Write down each entry again, exactly as it reads.

## [Dataset rows about figures]
"""

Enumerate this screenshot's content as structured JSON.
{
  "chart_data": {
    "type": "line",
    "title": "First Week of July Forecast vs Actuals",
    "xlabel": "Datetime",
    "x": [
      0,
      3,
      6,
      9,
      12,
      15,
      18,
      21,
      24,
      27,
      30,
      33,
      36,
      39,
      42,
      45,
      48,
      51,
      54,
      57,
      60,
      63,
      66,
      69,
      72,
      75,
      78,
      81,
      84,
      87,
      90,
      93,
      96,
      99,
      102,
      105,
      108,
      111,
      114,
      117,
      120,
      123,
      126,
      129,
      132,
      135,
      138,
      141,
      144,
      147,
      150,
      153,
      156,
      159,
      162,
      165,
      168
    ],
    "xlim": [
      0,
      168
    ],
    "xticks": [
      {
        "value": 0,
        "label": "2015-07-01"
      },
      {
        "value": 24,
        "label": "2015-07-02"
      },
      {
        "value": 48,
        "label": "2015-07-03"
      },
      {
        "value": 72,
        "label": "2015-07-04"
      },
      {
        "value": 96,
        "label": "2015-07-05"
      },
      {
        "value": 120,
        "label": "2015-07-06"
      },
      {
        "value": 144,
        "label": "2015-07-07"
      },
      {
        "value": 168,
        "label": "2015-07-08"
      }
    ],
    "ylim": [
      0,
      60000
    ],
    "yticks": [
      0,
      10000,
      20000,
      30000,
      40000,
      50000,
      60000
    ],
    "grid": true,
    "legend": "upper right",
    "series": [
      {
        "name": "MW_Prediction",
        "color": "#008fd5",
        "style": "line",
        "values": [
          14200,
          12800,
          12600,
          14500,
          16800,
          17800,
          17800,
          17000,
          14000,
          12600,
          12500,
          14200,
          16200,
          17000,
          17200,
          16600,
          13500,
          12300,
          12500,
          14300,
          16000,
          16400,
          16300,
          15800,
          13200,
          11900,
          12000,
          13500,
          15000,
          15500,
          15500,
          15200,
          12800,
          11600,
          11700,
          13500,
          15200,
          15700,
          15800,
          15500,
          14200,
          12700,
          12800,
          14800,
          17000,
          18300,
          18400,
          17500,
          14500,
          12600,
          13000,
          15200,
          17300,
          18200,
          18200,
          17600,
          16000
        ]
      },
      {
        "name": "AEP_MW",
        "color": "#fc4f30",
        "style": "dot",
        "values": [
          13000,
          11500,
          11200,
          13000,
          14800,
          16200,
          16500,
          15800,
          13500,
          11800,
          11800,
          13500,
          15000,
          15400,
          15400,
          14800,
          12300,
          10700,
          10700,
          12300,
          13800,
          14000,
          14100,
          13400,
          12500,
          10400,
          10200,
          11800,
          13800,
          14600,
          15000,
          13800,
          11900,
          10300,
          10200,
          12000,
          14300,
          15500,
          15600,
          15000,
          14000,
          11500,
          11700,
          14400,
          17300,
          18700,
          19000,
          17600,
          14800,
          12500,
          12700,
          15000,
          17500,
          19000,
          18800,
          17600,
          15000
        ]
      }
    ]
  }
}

"""

## [RESULT OF THE TASK]
Enumerate this screenshot's content as structured JSON.
{
  "chart_data": {
    "type": "line",
    "title": "First Week of July Forecast vs Actuals",
    "xlabel": "Datetime",
    "x": [
      0,
      3,
      6,
      9,
      12,
      15,
      18,
      21,
      24,
      27,
      30,
      33,
      36,
      39,
      42,
      45,
      48,
      51,
      54,
      57,
      60,
      63,
      66,
      69,
      72,
      75,
      78,
      81,
      84,
      87,
      90,
      93,
      96,
      99,
      102,
      105,
      108,
      111,
      114,
      117,
      120,
      123,
      126,
      129,
      132,
      135,
      138,
      141,
      144,
      147,
      150,
      153,
      156,
      159,
      162,
      165,
      168
    ],
    "xlim": [
      0,
      168
    ],
    "xticks": [
      {
        "value": 0,
        "label": "2015-07-01"
      },
      {
        "value": 24,
        "label": "2015-07-02"
      },
      {
        "value": 48,
        "label": "2015-07-03"
      },
      {
        "value": 72,
        "label": "2015-07-04"
      },
      {
        "value": 96,
        "label": "2015-07-05"
      },
      {
        "value": 120,
        "label": "2015-07-06"
      },
      {
        "value": 144,
        "label": "2015-07-07"
      },
      {
        "value": 168,
        "label": "2015-07-08"
      }
    ],
    "ylim": [
      0,
      60000
    ],
    "yticks": [
      0,
      10000,
      20000,
      30000,
      40000,
      50000,
      60000
    ],
    "grid": true,
    "legend": "upper right",
    "series": [
      {
        "name": "MW_Prediction",
        "color": "#008fd5",
        "style": "line",
        "values": [
          14200,
          12800,
          12600,
          14500,
          16800,
          17800,
          17800,
          17000,
          14000,
          12600,
          12500,
          14200,
          16200,
          17000,
          17200,
          16600,
          13500,
          12300,
          12500,
          14300,
          16000,
          16400,
          16300,
          15800,
          13200,
          11900,
          12000,
          13500,
          15000,
          15500,
          15500,
          15200,
          12800,
          11600,
          11700,
          13500,
          15200,
          15700,
          15800,
          15500,
          14200,
          12700,
          12800,
          14800,
          17000,
          18300,
          18400,
          17500,
          14500,
          12600,
          13000,
          15200,
          17300,
          18200,
          18200,
          17600,
          16000
        ]
      },
      {
        "name": "AEP_MW",
        "color": "#fc4f30",
        "style": "dot",
        "values": [
          13000,
          11500,
          11200,
          13000,
          14800,
          16200,
          16500,
          15800,
          13500,
          11800,
          11800,
          13500,
          15000,
          15400,
          15400,
          14800,
          12300,
          10700,
          10700,
          12300,
          13800,
          14000,
          14100,
          13400,
          12500,
          10400,
          10200,
          11800,
          13800,
          14600,
          15000,
          13800,
          11900,
          10300,
          10200,
          12000,
          14300,
          15500,
          15600,
          15000,
          14000,
          11500,
          11700,
          14400,
          17300,
          18700,
          19000,
          17600,
          14800,
          12500,
          12700,
          15000,
          17500,
          19000,
          18800,
          17600,
          15000
        ]
      }
    ]
  }
}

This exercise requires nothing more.